### Task statement
Every line that holds "document" should be shown.

### Task inputs
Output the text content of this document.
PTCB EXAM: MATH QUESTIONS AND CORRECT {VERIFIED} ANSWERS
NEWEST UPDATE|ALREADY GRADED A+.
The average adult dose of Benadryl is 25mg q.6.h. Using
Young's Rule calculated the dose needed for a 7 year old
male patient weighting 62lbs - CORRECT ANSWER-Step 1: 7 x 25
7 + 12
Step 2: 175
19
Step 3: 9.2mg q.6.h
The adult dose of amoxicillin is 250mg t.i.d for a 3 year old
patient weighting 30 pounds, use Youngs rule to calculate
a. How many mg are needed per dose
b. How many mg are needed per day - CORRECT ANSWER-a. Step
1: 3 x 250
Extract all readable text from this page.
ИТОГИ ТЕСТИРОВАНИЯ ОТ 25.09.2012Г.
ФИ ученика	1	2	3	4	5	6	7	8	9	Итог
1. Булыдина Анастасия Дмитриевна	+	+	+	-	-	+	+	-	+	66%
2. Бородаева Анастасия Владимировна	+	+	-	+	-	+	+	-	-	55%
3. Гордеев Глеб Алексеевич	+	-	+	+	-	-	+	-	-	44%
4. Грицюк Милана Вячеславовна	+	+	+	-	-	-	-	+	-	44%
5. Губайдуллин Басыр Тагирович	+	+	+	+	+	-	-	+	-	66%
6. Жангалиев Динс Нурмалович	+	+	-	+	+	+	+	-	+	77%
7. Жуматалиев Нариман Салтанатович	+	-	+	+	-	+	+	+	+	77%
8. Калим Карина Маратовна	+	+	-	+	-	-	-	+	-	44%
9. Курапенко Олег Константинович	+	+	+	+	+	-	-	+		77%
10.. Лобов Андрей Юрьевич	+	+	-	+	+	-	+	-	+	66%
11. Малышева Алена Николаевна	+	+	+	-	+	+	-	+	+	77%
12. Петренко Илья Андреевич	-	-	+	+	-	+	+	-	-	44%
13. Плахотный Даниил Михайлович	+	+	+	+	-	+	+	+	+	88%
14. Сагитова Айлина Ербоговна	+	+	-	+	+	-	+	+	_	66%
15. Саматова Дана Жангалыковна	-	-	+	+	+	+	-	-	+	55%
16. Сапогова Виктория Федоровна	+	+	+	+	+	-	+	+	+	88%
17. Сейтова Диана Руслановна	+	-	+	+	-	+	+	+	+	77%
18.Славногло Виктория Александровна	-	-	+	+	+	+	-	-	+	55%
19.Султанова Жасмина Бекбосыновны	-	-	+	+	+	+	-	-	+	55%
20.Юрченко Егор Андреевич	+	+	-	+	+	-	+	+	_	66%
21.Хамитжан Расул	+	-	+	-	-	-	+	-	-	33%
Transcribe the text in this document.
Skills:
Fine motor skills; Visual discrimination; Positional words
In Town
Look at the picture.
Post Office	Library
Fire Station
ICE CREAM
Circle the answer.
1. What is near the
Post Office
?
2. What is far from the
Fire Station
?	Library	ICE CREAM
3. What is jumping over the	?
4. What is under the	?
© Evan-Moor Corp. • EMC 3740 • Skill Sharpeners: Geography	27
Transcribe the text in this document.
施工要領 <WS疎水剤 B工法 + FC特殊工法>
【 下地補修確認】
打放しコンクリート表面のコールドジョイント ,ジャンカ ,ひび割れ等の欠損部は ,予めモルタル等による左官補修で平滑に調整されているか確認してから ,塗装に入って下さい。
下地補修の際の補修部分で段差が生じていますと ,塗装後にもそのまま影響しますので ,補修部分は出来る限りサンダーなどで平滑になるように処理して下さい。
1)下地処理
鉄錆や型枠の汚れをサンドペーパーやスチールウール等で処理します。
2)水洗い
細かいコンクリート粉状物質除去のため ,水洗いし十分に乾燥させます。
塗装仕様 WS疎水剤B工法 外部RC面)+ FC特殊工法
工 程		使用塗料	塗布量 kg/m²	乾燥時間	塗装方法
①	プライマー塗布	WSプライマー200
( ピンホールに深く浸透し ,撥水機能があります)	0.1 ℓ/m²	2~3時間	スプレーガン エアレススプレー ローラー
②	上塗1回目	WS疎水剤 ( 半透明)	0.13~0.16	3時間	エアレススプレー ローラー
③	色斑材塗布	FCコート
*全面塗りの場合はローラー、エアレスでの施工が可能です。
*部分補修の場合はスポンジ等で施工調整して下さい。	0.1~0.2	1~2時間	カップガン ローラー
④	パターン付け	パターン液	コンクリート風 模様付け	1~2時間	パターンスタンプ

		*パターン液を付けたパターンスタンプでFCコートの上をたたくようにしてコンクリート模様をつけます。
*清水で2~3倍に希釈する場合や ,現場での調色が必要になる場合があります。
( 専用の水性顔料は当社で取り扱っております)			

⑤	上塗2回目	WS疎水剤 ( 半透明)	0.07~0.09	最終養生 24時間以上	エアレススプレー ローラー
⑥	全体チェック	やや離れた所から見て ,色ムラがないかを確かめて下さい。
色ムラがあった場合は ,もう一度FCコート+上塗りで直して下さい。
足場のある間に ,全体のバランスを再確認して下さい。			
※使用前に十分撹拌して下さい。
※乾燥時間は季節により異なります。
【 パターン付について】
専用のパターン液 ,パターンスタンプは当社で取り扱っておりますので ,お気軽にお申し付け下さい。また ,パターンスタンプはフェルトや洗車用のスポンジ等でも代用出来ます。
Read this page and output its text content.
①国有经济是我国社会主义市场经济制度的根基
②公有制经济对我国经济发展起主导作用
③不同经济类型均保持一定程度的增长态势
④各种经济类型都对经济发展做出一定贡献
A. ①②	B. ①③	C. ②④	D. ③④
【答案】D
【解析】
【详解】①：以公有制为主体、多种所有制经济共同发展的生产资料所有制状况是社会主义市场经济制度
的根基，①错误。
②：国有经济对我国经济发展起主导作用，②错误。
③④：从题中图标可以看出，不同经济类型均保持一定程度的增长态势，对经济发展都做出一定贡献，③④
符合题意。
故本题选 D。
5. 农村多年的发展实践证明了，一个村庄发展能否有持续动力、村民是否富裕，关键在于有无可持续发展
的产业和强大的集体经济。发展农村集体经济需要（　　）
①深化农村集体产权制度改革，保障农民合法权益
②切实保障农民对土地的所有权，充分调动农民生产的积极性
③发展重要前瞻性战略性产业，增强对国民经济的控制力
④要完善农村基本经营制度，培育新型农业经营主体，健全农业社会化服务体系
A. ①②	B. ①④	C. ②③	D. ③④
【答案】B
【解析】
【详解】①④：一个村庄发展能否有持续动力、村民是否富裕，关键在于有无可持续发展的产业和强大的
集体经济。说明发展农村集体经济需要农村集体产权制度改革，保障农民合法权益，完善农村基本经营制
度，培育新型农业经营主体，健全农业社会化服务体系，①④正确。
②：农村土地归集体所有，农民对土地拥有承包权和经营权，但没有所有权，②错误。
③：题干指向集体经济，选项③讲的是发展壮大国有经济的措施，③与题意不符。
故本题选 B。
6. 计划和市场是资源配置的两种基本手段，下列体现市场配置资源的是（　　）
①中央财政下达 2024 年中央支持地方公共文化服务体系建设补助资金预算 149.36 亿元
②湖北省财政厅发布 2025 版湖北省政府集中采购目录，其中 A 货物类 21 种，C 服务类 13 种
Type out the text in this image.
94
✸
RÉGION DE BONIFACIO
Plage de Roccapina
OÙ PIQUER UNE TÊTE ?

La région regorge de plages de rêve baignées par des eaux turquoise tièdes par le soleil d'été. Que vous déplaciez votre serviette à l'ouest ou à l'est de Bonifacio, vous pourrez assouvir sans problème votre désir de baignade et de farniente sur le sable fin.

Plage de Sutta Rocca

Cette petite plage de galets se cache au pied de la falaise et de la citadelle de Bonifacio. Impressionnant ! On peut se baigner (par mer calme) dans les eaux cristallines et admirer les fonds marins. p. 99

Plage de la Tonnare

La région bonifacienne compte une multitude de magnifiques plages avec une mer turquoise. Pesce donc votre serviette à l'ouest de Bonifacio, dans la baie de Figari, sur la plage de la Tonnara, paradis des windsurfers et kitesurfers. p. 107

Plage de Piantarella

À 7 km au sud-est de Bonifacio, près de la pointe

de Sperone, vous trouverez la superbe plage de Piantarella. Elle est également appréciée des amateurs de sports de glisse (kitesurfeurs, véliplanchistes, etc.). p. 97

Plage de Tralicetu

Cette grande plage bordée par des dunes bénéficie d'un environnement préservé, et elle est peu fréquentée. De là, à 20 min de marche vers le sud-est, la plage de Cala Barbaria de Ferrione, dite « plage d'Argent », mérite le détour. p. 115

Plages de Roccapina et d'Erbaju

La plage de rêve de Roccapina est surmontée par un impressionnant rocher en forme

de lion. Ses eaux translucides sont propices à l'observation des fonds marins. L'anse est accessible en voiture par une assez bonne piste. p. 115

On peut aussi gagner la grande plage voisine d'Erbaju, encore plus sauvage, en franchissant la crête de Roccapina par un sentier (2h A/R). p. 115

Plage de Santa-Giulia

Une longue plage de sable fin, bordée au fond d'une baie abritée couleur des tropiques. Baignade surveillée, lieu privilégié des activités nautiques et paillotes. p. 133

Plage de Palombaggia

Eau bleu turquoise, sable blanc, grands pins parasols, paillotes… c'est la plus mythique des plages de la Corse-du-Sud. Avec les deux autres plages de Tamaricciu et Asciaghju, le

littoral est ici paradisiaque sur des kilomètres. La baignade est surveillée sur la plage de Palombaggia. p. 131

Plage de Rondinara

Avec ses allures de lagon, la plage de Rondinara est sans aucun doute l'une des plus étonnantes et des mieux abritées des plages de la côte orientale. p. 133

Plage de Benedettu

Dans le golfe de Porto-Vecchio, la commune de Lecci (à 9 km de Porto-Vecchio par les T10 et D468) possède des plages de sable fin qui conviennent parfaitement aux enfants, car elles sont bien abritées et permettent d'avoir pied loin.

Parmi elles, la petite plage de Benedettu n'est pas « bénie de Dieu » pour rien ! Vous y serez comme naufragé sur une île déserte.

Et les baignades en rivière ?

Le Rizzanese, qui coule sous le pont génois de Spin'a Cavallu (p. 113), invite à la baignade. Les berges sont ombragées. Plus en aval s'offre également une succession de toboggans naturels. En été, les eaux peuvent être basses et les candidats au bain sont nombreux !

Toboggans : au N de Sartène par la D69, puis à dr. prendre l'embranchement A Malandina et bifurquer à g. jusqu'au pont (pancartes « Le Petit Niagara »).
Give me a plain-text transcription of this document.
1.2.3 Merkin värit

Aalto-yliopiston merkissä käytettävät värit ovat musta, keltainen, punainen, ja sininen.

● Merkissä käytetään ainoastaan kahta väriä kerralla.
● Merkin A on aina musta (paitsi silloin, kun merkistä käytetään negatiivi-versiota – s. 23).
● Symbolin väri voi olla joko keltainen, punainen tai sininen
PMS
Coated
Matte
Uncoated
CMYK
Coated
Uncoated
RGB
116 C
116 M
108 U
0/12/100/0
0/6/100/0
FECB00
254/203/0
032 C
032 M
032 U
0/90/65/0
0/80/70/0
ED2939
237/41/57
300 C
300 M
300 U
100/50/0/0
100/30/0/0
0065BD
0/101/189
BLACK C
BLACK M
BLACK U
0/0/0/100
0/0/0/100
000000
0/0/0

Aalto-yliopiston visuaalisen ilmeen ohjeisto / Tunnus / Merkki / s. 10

### Answer to this exercise
Output the text content of this document.
Transcribe the text in this document.
Transcribe the text in this document.
Give me a plain-text transcription of this document.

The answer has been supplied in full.